> **INSTRUCTIONS TO FOLLOW**
Send back all the data below, exactly as given.
+++++
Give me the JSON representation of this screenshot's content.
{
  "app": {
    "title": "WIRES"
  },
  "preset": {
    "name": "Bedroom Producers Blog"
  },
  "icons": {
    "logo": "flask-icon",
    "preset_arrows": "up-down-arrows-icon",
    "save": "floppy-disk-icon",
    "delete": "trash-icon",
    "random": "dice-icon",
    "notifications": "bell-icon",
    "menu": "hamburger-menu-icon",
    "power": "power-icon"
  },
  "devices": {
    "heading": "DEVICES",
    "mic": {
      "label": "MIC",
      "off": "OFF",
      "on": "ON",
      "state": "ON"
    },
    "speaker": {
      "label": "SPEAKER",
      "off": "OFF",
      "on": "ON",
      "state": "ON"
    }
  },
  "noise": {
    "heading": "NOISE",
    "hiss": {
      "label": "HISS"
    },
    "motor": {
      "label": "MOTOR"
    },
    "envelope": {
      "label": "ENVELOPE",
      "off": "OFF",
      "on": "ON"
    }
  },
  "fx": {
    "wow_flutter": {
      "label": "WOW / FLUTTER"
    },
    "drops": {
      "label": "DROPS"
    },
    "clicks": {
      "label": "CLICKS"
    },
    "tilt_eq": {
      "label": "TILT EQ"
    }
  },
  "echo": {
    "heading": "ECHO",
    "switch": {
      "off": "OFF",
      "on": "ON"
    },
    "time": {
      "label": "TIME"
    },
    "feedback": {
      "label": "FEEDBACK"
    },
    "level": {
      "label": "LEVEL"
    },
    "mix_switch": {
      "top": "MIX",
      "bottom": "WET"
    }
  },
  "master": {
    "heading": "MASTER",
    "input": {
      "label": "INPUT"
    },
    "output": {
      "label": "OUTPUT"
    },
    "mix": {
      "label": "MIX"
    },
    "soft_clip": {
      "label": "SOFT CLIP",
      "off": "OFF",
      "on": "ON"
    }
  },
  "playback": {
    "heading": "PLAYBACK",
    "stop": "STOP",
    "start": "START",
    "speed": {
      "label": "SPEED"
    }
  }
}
+++++
> **CORRECT OUTPUT**
Give me the JSON representation of this screenshot's content.
{
  "app": {
    "title": "WIRES"
  },
  "preset": {
    "name": "Bedroom Producers Blog"
  },
  "icons": {
    "logo": "flask-icon",
    "preset_arrows": "up-down-arrows-icon",
    "save": "floppy-disk-icon",
    "delete": "trash-icon",
    "random": "dice-icon",
    "notifications": "bell-icon",
    "menu": "hamburger-menu-icon",
    "power": "power-icon"
  },
  "devices": {
    "heading": "DEVICES",
    "mic": {
      "label": "MIC",
      "off": "OFF",
      "on": "ON",
      "state": "ON"
    },
    "speaker": {
      "label": "SPEAKER",
      "off": "OFF",
      "on": "ON",
      "state": "ON"
    }
  },
  "noise": {
    "heading": "NOISE",
    "hiss": {
      "label": "HISS"
    },
    "motor": {
      "label": "MOTOR"
    },
    "envelope": {
      "label": "ENVELOPE",
      "off": "OFF",
      "on": "ON"
    }
  },
  "fx": {
    "wow_flutter": {
      "label": "WOW / FLUTTER"
    },
    "drops": {
      "label": "DROPS"
    },
    "clicks": {
      "label": "CLICKS"
    },
    "tilt_eq": {
      "label": "TILT EQ"
    }
  },
  "echo": {
    "heading": "ECHO",
    "switch": {
      "off": "OFF",
      "on": "ON"
    },
    "time": {
      "label": "TIME"
    },
    "feedback": {
      "label": "FEEDBACK"
    },
    "level": {
      "label": "LEVEL"
    },
    "mix_switch": {
      "top": "MIX",
      "bottom": "WET"
    }
  },
  "master": {
    "heading": "MASTER",
    "input": {
      "label": "INPUT"
    },
    "output": {
      "label": "OUTPUT"
    },
    "mix": {
      "label": "MIX"
    },
    "soft_clip": {
      "label": "SOFT CLIP",
      "off": "OFF",
      "on": "ON"
    }
  },
  "playback": {
    "heading": "PLAYBACK",
    "stop": "STOP",
    "start": "START",
    "speed": {
      "label": "SPEED"
    }
  }
}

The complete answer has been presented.